-- BEGIN Supplied entries --
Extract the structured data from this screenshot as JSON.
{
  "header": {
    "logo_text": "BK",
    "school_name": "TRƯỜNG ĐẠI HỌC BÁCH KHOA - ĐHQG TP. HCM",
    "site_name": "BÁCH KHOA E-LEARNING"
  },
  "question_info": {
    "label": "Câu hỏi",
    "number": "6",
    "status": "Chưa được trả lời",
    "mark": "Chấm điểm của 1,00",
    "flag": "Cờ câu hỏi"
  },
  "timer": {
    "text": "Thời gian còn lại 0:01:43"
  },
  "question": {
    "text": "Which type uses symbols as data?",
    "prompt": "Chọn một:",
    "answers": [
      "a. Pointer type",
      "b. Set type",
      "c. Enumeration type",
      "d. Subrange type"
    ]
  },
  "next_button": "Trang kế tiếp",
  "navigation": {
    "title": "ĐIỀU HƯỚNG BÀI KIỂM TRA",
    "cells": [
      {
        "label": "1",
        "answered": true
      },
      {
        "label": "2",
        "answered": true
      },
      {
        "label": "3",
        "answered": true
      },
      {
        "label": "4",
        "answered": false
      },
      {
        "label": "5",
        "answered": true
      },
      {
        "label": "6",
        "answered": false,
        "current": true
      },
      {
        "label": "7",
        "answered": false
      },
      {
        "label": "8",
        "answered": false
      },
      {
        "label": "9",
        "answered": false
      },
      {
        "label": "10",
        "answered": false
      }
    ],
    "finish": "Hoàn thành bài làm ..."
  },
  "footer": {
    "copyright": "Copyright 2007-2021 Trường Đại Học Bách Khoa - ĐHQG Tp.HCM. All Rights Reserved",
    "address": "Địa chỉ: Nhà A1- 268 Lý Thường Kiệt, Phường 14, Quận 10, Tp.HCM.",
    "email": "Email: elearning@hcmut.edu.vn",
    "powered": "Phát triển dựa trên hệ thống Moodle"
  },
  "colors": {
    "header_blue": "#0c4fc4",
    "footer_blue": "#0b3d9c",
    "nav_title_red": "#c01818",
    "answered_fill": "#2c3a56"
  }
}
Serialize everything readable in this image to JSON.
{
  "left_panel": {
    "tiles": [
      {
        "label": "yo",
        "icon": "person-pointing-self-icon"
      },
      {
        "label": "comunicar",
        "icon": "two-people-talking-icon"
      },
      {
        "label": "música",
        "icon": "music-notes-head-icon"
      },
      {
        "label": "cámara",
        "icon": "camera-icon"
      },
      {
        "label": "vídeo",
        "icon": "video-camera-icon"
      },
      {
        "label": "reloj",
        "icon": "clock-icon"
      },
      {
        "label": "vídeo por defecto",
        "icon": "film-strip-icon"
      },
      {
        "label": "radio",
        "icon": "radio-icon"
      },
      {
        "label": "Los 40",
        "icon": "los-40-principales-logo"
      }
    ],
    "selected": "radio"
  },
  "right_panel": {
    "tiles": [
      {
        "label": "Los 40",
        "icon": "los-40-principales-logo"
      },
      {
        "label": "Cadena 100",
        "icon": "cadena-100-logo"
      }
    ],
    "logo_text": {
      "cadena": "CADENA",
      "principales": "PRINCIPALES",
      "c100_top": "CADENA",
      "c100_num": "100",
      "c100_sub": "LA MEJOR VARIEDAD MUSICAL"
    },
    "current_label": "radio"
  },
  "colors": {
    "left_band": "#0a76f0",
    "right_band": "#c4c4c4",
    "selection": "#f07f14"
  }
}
-- END Supplied entries --
What to produce: Write the data out again in full and exactly.

Answer for this exercise:
Extract the structured data from this screenshot as JSON.
{
  "header": {
    "logo_text": "BK",
    "school_name": "TRƯỜNG ĐẠI HỌC BÁCH KHOA - ĐHQG TP. HCM",
    "site_name": "BÁCH KHOA E-LEARNING"
  },
  "question_info": {
    "label": "Câu hỏi",
    "number": "6",
    "status": "Chưa được trả lời",
    "mark": "Chấm điểm của 1,00",
    "flag": "Cờ câu hỏi"
  },
  "timer": {
    "text": "Thời gian còn lại 0:01:43"
  },
  "question": {
    "text": "Which type uses symbols as data?",
    "prompt": "Chọn một:",
    "answers": [
      "a. Pointer type",
      "b. Set type",
      "c. Enumeration type",
      "d. Subrange type"
    ]
  },
  "next_button": "Trang kế tiếp",
  "navigation": {
    "title": "ĐIỀU HƯỚNG BÀI KIỂM TRA",
    "cells": [
      {
        "label": "1",
        "answered": true
      },
      {
        "label": "2",
        "answered": true
      },
      {
        "label": "3",
        "answered": true
      },
      {
        "label": "4",
        "answered": false
      },
      {
        "label": "5",
        "answered": true
      },
      {
        "label": "6",
        "answered": false,
        "current": true
      },
      {
        "label": "7",
        "answered": false
      },
      {
        "label": "8",
        "answered": false
      },
      {
        "label": "9",
        "answered": false
      },
      {
        "label": "10",
        "answered": false
      }
    ],
    "finish": "Hoàn thành bài làm ..."
  },
  "footer": {
    "copyright": "Copyright 2007-2021 Trường Đại Học Bách Khoa - ĐHQG Tp.HCM. All Rights Reserved",
    "address": "Địa chỉ: Nhà A1- 268 Lý Thường Kiệt, Phường 14, Quận 10, Tp.HCM.",
    "email": "Email: elearning@hcmut.edu.vn",
    "powered": "Phát triển dựa trên hệ thống Moodle"
  },
  "colors": {
    "header_blue": "#0c4fc4",
    "footer_blue": "#0b3d9c",
    "nav_title_red": "#c01818",
    "answered_fill": "#2c3a56"
  }
}
Serialize everything readable in this image to JSON.
{
  "left_panel": {
    "tiles": [
      {
        "label": "yo",
        "icon": "person-pointing-self-icon"
      },
      {
        "label": "comunicar",
        "icon": "two-people-talking-icon"
      },
      {
        "label": "música",
        "icon": "music-notes-head-icon"
      },
      {
        "label": "cámara",
        "icon": "camera-icon"
      },
      {
        "label": "vídeo",
        "icon": "video-camera-icon"
      },
      {
        "label": "reloj",
        "icon": "clock-icon"
      },
      {
        "label": "vídeo por defecto",
        "icon": "film-strip-icon"
      },
      {
        "label": "radio",
        "icon": "radio-icon"
      },
      {
        "label": "Los 40",
        "icon": "los-40-principales-logo"
      }
    ],
    "selected": "radio"
  },
  "right_panel": {
    "tiles": [
      {
        "label": "Los 40",
        "icon": "los-40-principales-logo"
      },
      {
        "label": "Cadena 100",
        "icon": "cadena-100-logo"
      }
    ],
    "logo_text": {
      "cadena": "CADENA",
      "principales": "PRINCIPALES",
      "c100_top": "CADENA",
      "c100_num": "100",
      "c100_sub": "LA MEJOR VARIEDAD MUSICAL"
    },
    "current_label": "radio"
  },
  "colors": {
    "left_band": "#0a76f0",
    "right_band": "#c4c4c4",
    "selection": "#f07f14"
  }
}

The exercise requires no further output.